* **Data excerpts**
»»
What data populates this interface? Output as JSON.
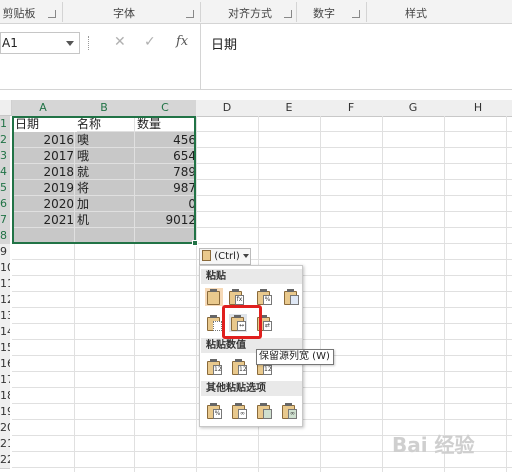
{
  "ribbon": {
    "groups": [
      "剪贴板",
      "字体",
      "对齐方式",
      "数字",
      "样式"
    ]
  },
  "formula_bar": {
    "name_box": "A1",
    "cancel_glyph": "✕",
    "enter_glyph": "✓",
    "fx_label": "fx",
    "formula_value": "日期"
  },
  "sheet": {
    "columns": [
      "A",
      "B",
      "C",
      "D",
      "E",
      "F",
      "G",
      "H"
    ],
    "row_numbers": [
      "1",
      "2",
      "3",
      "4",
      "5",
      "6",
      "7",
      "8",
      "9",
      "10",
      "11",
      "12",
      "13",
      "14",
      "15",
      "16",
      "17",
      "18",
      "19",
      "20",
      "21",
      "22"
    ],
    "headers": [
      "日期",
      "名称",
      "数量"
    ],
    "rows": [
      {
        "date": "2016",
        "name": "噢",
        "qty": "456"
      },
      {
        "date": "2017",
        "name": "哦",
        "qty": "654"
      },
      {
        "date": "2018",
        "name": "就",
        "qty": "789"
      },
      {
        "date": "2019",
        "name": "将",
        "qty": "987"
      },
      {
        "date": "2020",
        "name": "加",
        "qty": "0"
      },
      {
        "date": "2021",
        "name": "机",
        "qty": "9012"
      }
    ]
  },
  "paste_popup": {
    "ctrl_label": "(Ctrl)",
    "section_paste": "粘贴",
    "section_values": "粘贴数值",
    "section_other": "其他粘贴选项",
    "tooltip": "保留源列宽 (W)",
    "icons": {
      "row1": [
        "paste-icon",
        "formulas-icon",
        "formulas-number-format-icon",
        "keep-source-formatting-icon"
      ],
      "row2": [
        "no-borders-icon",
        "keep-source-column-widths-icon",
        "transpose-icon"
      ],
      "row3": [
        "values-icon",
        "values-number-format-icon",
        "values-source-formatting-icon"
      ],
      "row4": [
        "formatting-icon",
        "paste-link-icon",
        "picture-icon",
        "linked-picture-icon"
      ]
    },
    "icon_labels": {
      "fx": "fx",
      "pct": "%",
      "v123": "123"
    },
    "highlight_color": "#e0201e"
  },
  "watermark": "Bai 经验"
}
««
* **EXERCISE REQUIREMENTS**
Filter the records above and return every line that holds the word "keep".

* **EXERCISE RESULT**
        "keep-source-formatting-icon"
        "keep-source-column-widths-icon",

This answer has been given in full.